Answer these questions using the news article on the new squatting law.
1. Which police force carried out the first squat raid with the new powers, and where did the raid take place?
2. From what date has squatting in residential buildings been a criminal offence?
3. Who campaigned to bring in the new squatting law?

[begin Text extract]

10:25am Tuesday 4th September 2012 in News
This weekend squatting became a criminal offence - and yesterday, Sussex Police carried out the first squat raid using their new powers in Brighton.
Squatters have been a significant problem in Brighton and Hove for years, but will changing the law make a difference?
City politicians from either side of the debate give their view on the new law.
HOVE MP Mike Weatherley campaigned to bring in the new squatting law.
A squatter in Brighton once complained to me that his father was late in sending him his monthly allowance of tobacco from Dubai.
This really hit home that the squatting debate is not about helping the homeless. It’s certainly not about making use of empty buildings.
The argument boils down to whether or not society is willing to put up with the demands of one extremely narrow self-serving group, who currently don’t pay for housing arrangements.
Why won’t they pay their fair share? Simple. A loophole exists, that was put in place to protect vulnerable tenants from Rachmanesque landlords.
In reality, it prevents normal homeowners without costly court orders from throwing out individuals who have broken in.
I say “exists” but I meant “existed”. From September 1, squatting in residential buildings has been a criminal offence.
This means that people who go abroad and find others in their homes when they return, or people who are trying to sell an empty property, or others who are in the process of inheriting a property from a loved one, can sleep safely. Any invasion can now be dealt with by the police.

[end Text extract]
[begin Information shown]

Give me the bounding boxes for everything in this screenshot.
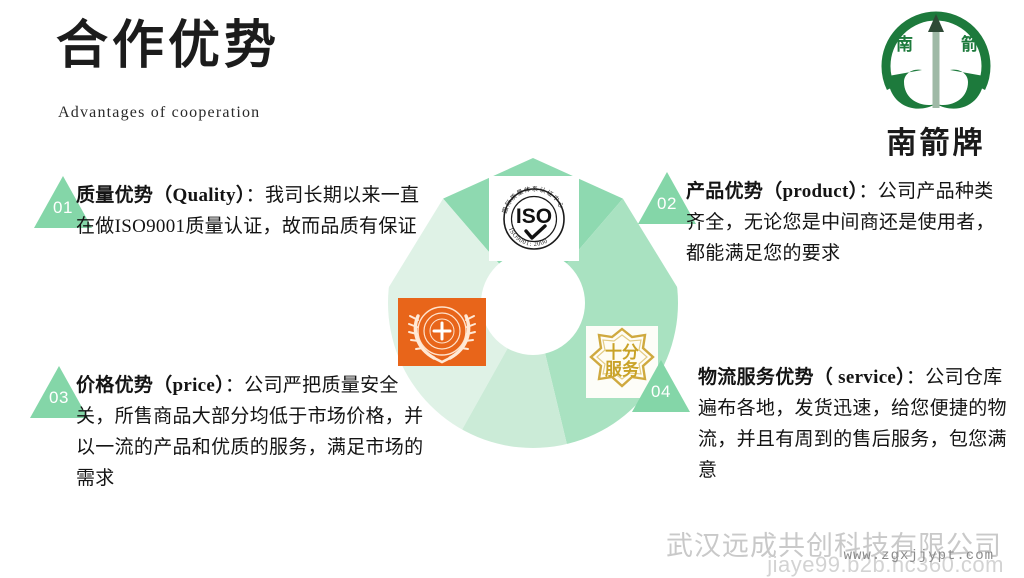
emblem-char-right: 箭 (961, 30, 978, 55)
iso-certification-badge: 国际质量体系认证中心 ISO9001: 2000 ISO (489, 176, 579, 261)
service-badge-line1: 十分 (605, 342, 639, 362)
page-title: 合作优势 (56, 16, 280, 78)
watermark-website: www.zgxjjypt.com (844, 548, 994, 564)
item-number-04: 04 (632, 382, 690, 402)
iso-main-text: ISO (516, 205, 552, 228)
item-separator-03: ： (225, 375, 244, 396)
donut-center-hole (481, 251, 585, 355)
item-text-02: 产品优势（product）：公司产品种类齐全，无论您是中间商还是使用者，都能满足… (686, 176, 1006, 269)
item-heading-02: 产品优势（product） (686, 181, 858, 202)
watermark-company: 武汉远成共创科技有限公司 (666, 524, 1002, 563)
watermark-b2b-url: jiaye99.b2b.hc360.com (767, 552, 1004, 578)
brand-emblem-icon: 南 箭 (874, 4, 998, 120)
brand-name: 南箭牌 (866, 118, 1006, 162)
item-text-04: 物流服务优势（ service）：公司仓库遍布各地，发货迅速，给您便捷的物流，并… (698, 362, 1016, 486)
item-text-01: 质量优势（Quality）：我司长期以来一直在做ISO9001质量认证，故而品质… (76, 180, 426, 242)
item-heading-04: 物流服务优势（ service） (698, 367, 906, 388)
item-number-badge-04: 04 (632, 360, 690, 412)
item-separator-02: ： (858, 181, 877, 202)
item-text-03: 价格优势（price）：公司严把质量安全关，所售商品大部分均低于市场价格，并以一… (76, 370, 428, 494)
emblem-char-left: 南 (896, 30, 913, 55)
item-separator-01: ： (246, 185, 265, 206)
page-subtitle: Advantages of cooperation (58, 104, 260, 122)
item-separator-04: ： (906, 367, 925, 388)
brand-logo: 南 箭 南箭牌 (866, 4, 1006, 164)
quality-award-badge (398, 298, 486, 366)
item-heading-01: 质量优势（Quality） (76, 185, 246, 206)
item-heading-03: 价格优势（price） (76, 375, 225, 396)
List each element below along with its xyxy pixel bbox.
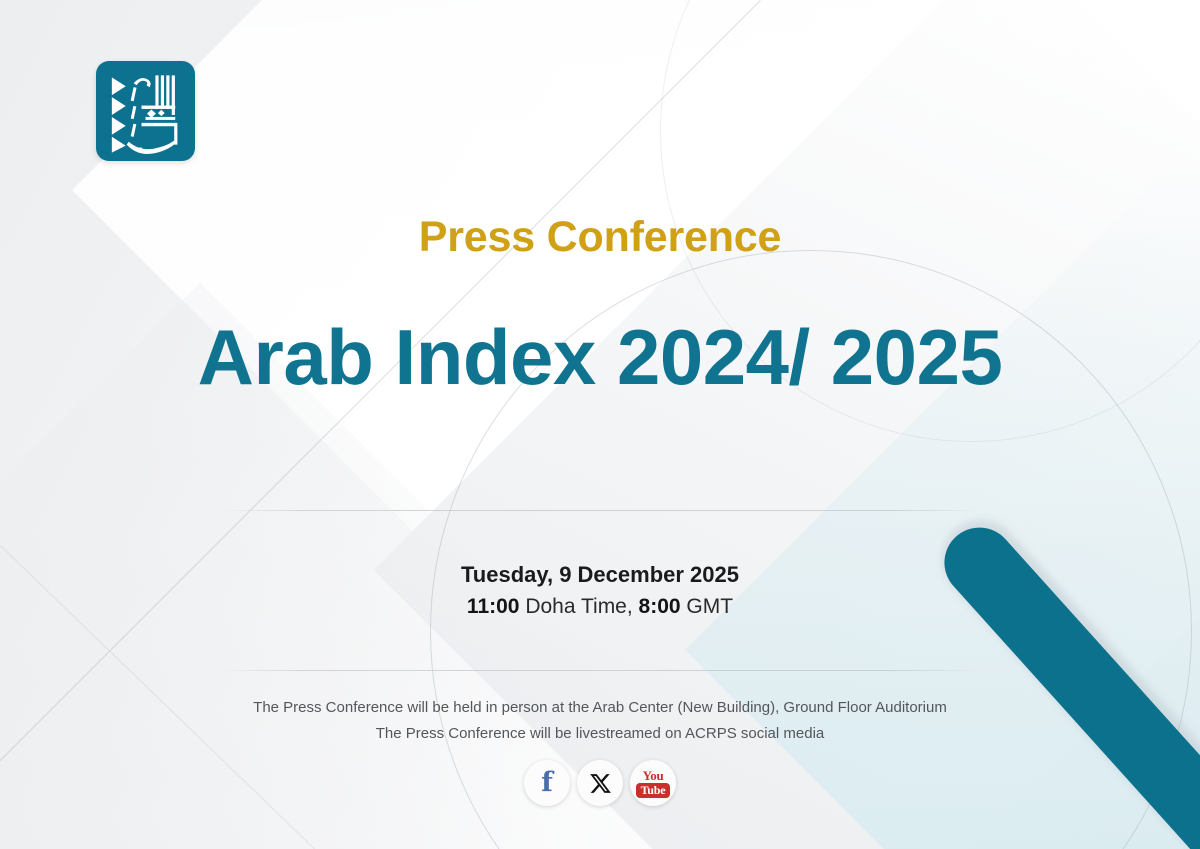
- event-time-doha-label: Doha Time,: [519, 595, 638, 618]
- event-time-doha: 11:00: [467, 595, 520, 618]
- event-time-gmt: 8:00: [639, 595, 681, 618]
- livestream-note: The Press Conference will be livestreame…: [0, 725, 1200, 742]
- page-title: Arab Index 2024/ 2025: [0, 312, 1200, 403]
- divider-top: [218, 510, 982, 511]
- youtube-you-text: You: [643, 769, 664, 782]
- facebook-link[interactable]: f: [524, 760, 570, 806]
- x-twitter-icon: [589, 772, 612, 795]
- divider-bottom: [218, 670, 982, 671]
- event-date: Tuesday, 9 December 2025: [0, 562, 1200, 588]
- event-time: 11:00 Doha Time, 8:00 GMT: [0, 595, 1200, 619]
- venue-note: The Press Conference will be held in per…: [0, 699, 1200, 716]
- youtube-tube-text: Tube: [636, 783, 671, 798]
- event-time-gmt-label: GMT: [681, 595, 734, 618]
- facebook-icon: f: [541, 769, 553, 796]
- acrps-logo: [96, 61, 195, 161]
- youtube-link[interactable]: You Tube: [630, 760, 676, 806]
- page-kicker: Press Conference: [0, 213, 1200, 262]
- social-links: f You Tube: [0, 760, 1200, 806]
- youtube-icon: You Tube: [636, 769, 671, 798]
- press-conference-poster: Press Conference Arab Index 2024/ 2025 T…: [0, 0, 1200, 849]
- x-twitter-link[interactable]: [577, 760, 623, 806]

[end Information shown]

The solution:
1. Sussex Police, in Brighton.
2. September 1.
3. Hove MP Mike Weatherley.